=== MATERIALS PROVIDED ===
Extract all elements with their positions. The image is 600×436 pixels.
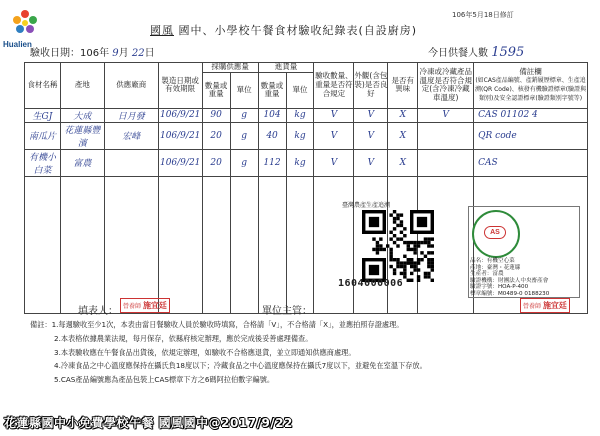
col-order: 採購供應量 xyxy=(202,63,258,73)
reviewer-label: 填表人： xyxy=(78,306,118,317)
cell-match: V xyxy=(314,108,354,122)
cell-remark: CAS 01102 4 xyxy=(474,108,588,122)
cas-seal-text: AS xyxy=(484,226,506,239)
col-order-unit: 單位 xyxy=(230,72,258,108)
col-appearance: 外觀(含包裝)是否良好 xyxy=(354,63,388,109)
cell-mfg: 106/9/21 xyxy=(158,149,202,176)
note-line: 5.CAS產品編號應為產品包裝上CAS標章下方之6碼阿拉伯數字編號。 xyxy=(54,375,275,385)
cell-smell: X xyxy=(388,108,418,122)
col-origin: 產地 xyxy=(60,63,104,109)
cell-recv-unit: kg xyxy=(286,149,314,176)
cell-origin: 富農 xyxy=(60,149,104,176)
qr-code xyxy=(362,210,434,282)
cell-temp xyxy=(418,122,474,149)
notes xyxy=(30,318,586,387)
cell-temp xyxy=(418,149,474,176)
col-remark: 備註欄 (如CAS產品編號、產銷履歷標章、生產追溯(QR Code)、核發有機驗證標章(驗證與類別)及安全認證標章(驗證類別字號等) xyxy=(474,63,588,109)
cell-appearance: V xyxy=(354,122,388,149)
form-title xyxy=(150,22,417,38)
cell-order-qty: 90 xyxy=(202,108,230,122)
date-day: 22 xyxy=(131,48,145,59)
cell-match: V xyxy=(314,122,354,149)
cell-smell: X xyxy=(388,122,418,149)
title-text: 國中、小學校午餐食材驗收紀錄表(自設廚房) xyxy=(178,24,418,37)
col-smell: 是否有異味 xyxy=(388,63,418,109)
cell-appearance: V xyxy=(354,108,388,122)
col-mfg: 製造日期或有效期限 xyxy=(158,63,202,109)
qr-number: 1604000006 xyxy=(338,278,404,289)
table-row xyxy=(25,108,588,122)
note-line: 4.冷凍食品之中心溫度應保持在攝氏負18度以下；冷藏食品之中心溫度應保持在攝氏7度以下，並避免在室溫下存放。 xyxy=(54,361,427,371)
note-line: 2.本表格依據農業法規，每月保存，依縣府核定辦理，應於完成後妥善處理備查。 xyxy=(54,333,313,343)
cell-order-qty: 20 xyxy=(202,149,230,176)
table-row xyxy=(25,122,588,149)
cell-remark: CAS xyxy=(474,149,588,176)
cell-remark: QR code xyxy=(474,122,588,149)
cell-match: V xyxy=(314,149,354,176)
cell-origin: 花蓮縣豐濱 xyxy=(60,122,104,149)
note-line: 備註：1.每週驗收至少1次，本表由當日餐驗收人員於驗收時填寫，合格請「V」，不合格請「X」，並應拍照存證處理。 xyxy=(30,320,404,329)
revision-date: 106年5月18日修訂 xyxy=(452,11,514,19)
cell-recv-qty: 112 xyxy=(258,149,286,176)
cell-recv-unit: kg xyxy=(286,108,314,122)
unit-stamp: 營養師 施宜廷 xyxy=(520,298,570,313)
cell-order-unit: g xyxy=(230,108,258,122)
col-recv: 進貨量 xyxy=(258,63,314,73)
cert-lines: 品名：有機空心菜 產地：臺灣・花蓮縣 生產者：富農 驗證機構：財團法人中央畜產會 驗證字號：HOA-P-400 標章編號：M0489-0 0188230 xyxy=(470,258,550,297)
col-temp: 冷凍或冷藏產品溫度是否符合規定(含冷凍冷藏車溫度) xyxy=(418,63,474,109)
cell-name: 有機小白菜 xyxy=(25,149,61,176)
col-match: 驗收數量、重量是否符合規定 xyxy=(314,63,354,109)
cell-name: 生GJ xyxy=(25,108,61,122)
col-order-qty: 數量或重量 xyxy=(202,72,230,108)
table-row xyxy=(25,149,588,176)
cell-mfg: 106/9/21 xyxy=(159,110,201,121)
meal-count: 今日供餐人數 1595 xyxy=(428,45,525,60)
school-name: 國風 xyxy=(150,24,174,37)
cell-temp: V xyxy=(418,108,474,122)
cell-recv-unit: kg xyxy=(286,122,314,149)
cell-supplier: 日月發 xyxy=(104,108,158,122)
meal-count-value: 1595 xyxy=(491,45,525,60)
cell-recv-qty: 40 xyxy=(258,122,286,149)
note-line: 3.本表驗收應在午餐食品出貨後，依規定辦理，如驗收不合格應退貨，並立即通知供應商處理。 xyxy=(54,347,356,357)
reviewer-stamp: 營養師 施宜廷 xyxy=(120,298,170,313)
cell-supplier: 宏峰 xyxy=(104,122,158,149)
cell-name: 南瓜片 xyxy=(25,122,61,149)
date-month: 9 xyxy=(112,48,119,59)
qr-label: 臺灣農產生產追溯 xyxy=(342,202,391,209)
cell-order-unit: g xyxy=(230,149,258,176)
cell-order-unit: g xyxy=(230,122,258,149)
col-ingredient: 食材名稱 xyxy=(25,63,61,109)
cell-recv-qty: 104 xyxy=(258,108,286,122)
photo-caption: 花蓮縣國中小免費學校午餐 國風國中@2017/9/22 xyxy=(4,416,293,430)
cell-supplier xyxy=(104,149,158,176)
cell-mfg: 106/9/21 xyxy=(158,122,202,149)
col-supplier: 供應廠商 xyxy=(104,63,158,109)
unit-label: 單位主管： xyxy=(262,306,312,317)
logo-text: Hualien xyxy=(3,40,32,49)
col-recv-unit: 單位 xyxy=(286,72,314,108)
cell-origin: 大成 xyxy=(60,108,104,122)
inspection-date: 驗收日期：106年 9月 22日 xyxy=(30,48,155,59)
cell-order-qty: 20 xyxy=(202,122,230,149)
col-recv-qty: 數量或重量 xyxy=(258,72,286,108)
cell-appearance: V xyxy=(354,149,388,176)
cell-smell: X xyxy=(388,149,418,176)
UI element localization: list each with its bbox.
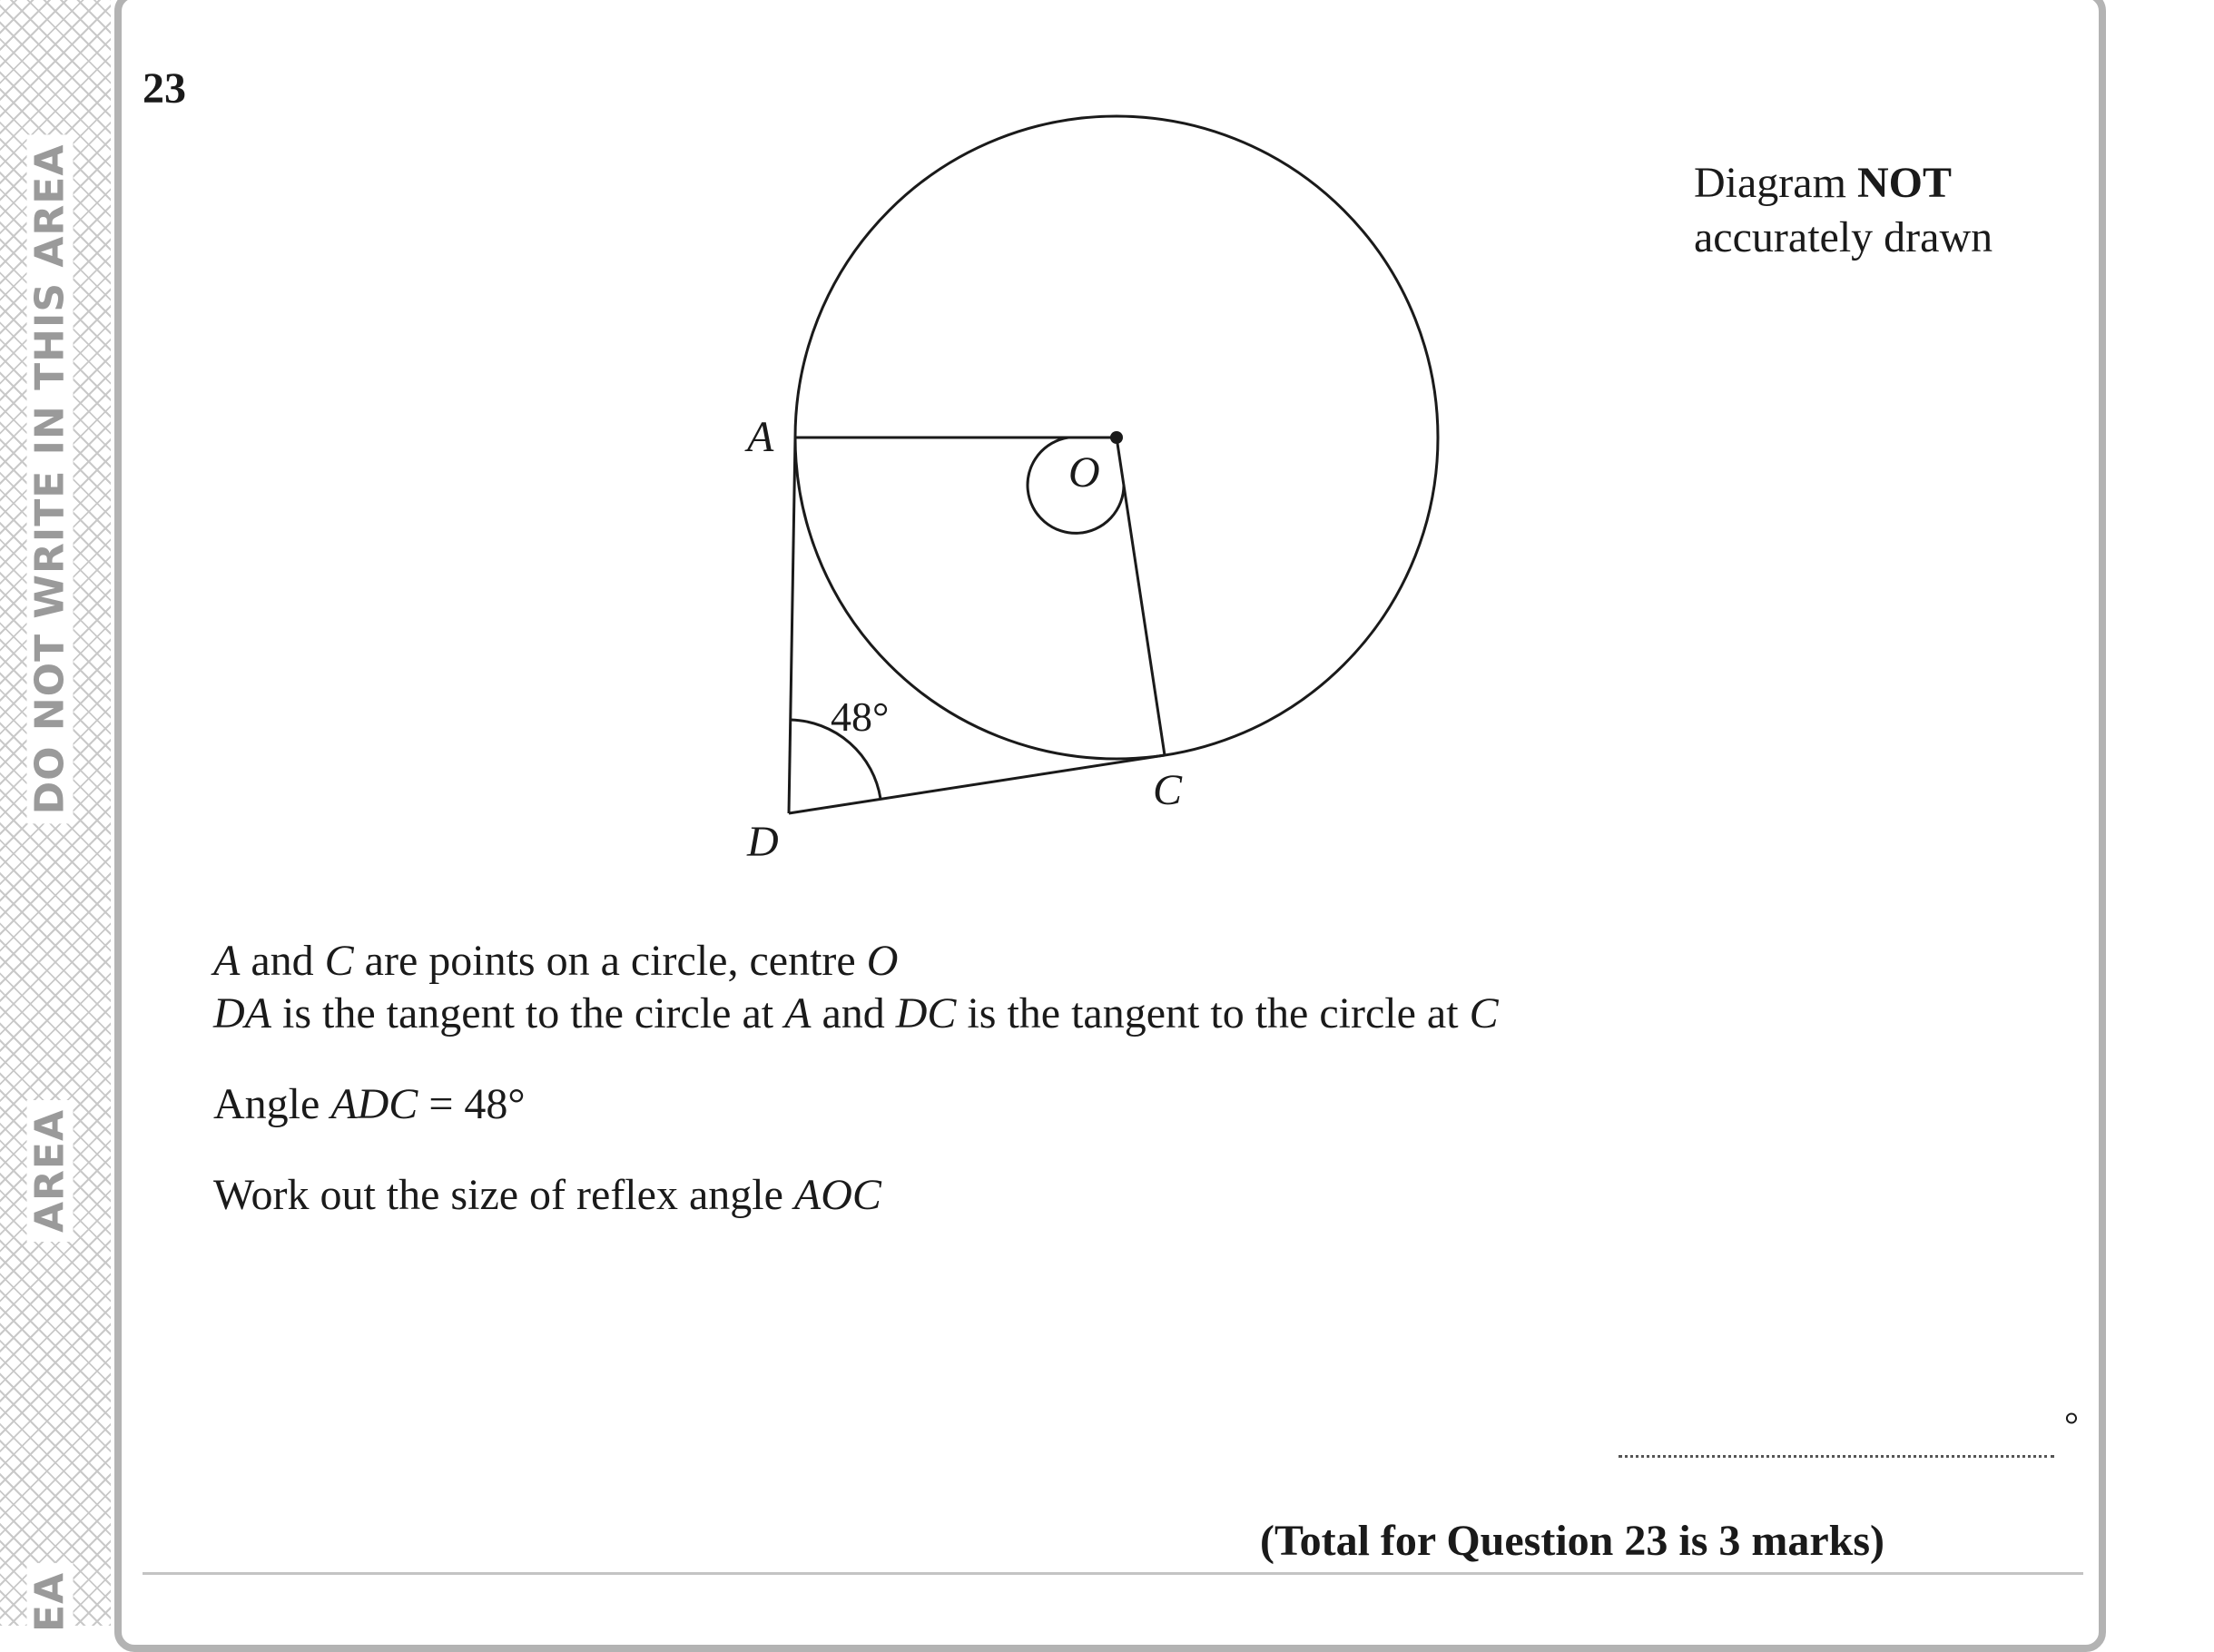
line-dc-ref: DC (895, 989, 957, 1037)
stem-text: is the tangent to the circle at (271, 989, 785, 1037)
tangent-da (789, 438, 795, 813)
question-stem-line2 (213, 988, 1499, 1040)
question-divider (143, 1572, 2083, 1575)
point-c-ref: C (324, 937, 354, 985)
stem-text: and (240, 937, 325, 985)
angle-aoc-ref: AOC (793, 1171, 881, 1219)
point-label-a: A (747, 413, 774, 461)
diagram-note-emphasis: NOT (1856, 159, 1952, 207)
centre-dot (1110, 431, 1123, 444)
stem-text: are points on a circle, centre (353, 937, 867, 985)
angle-label: 48° (831, 693, 890, 740)
margin-warning-text-fragment: AREA (27, 1100, 74, 1242)
point-a-ref: A (213, 937, 241, 985)
answer-unit-degree: ° (2064, 1404, 2079, 1445)
margin-warning-text-fragment-lower: EA (27, 1563, 74, 1641)
angle-adc-ref: ADC (330, 1080, 418, 1128)
line-da-ref: DA (213, 989, 271, 1037)
diagram-note-line2: accurately drawn (1694, 213, 1993, 261)
diagram-note-prefix: Diagram (1694, 159, 1857, 207)
stem-text: and (811, 989, 896, 1037)
stem-text: = 48° (418, 1080, 526, 1128)
point-label-c: C (1153, 766, 1183, 814)
question-number: 23 (143, 64, 186, 113)
question-total-marks: (Total for Question 23 is 3 marks) (1260, 1517, 1885, 1565)
point-label-d: D (747, 818, 779, 866)
tangent-dc (789, 755, 1165, 813)
stem-text: Work out the size of reflex angle (213, 1171, 794, 1219)
point-o-ref: O (866, 937, 899, 985)
question-stem-line1 (213, 935, 898, 988)
stem-text: Angle (213, 1080, 331, 1128)
question-task (213, 1169, 881, 1222)
point-a-ref: A (784, 989, 812, 1037)
answer-line[interactable] (1619, 1455, 2054, 1458)
stem-text: is the tangent to the circle at (956, 989, 1470, 1037)
question-given-angle (213, 1078, 526, 1131)
margin-warning-text: DO NOT WRITE IN THIS AREA (27, 135, 74, 824)
point-label-o: O (1068, 448, 1100, 497)
point-c-ref: C (1469, 989, 1499, 1037)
===
> [YOUR TASK] Put the material's lines into a numbered list, starting at the line that contains "col-order: 採購供應量 xyxy=(202,63,258,73)" and ending at the line that contains "cell-order-qty: 90 xyxy=(202,108,230,122)", with both of those lines included. Leave out any blank lines.

> [EXERCISE ANSWER]
1. col-order: 採購供應量 xyxy=(202,63,258,73)
2. reviewer-label: 填表人： xyxy=(78,306,118,317)
3. cell-match: V xyxy=(314,108,354,122)
4. cell-remark: CAS 01102 4 xyxy=(474,108,588,122)
5. cas-seal-text: AS xyxy=(484,226,506,239)
6. col-order-unit: 單位 xyxy=(230,72,258,108)
7. col-appearance: 外觀(含包裝)是否良好 xyxy=(354,63,388,109)
8. cell-mfg: 106/9/21 xyxy=(158,149,202,176)
9. note-line: 5.CAS產品編號應為產品包裝上CAS標章下方之6碼阿拉伯數字編號。 xyxy=(54,375,275,385)
10. cell-smell: X xyxy=(388,108,418,122)
11. col-origin: 產地 xyxy=(60,63,104,109)
12. cell-recv-unit: kg xyxy=(286,149,314,176)
13. cell-origin: 富農 xyxy=(60,149,104,176)
14. qr-code xyxy=(362,210,434,282)
15. cell-temp xyxy=(418,122,474,149)
16. notes xyxy=(30,318,586,387)
17. cell-temp xyxy=(418,149,474,176)
18. col-remark: 備註欄 (如CAS產品編號、產銷履歷標章、生產追溯(QR Code)、核發有機驗證標章(驗證與類別)及安全認證標章(驗證類別字號等) xyxy=(474,63,588,109)
19. cell-appearance: V xyxy=(354,122,388,149)
20. form-title xyxy=(150,22,417,38)
21. cell-order-qty: 90 xyxy=(202,108,230,122)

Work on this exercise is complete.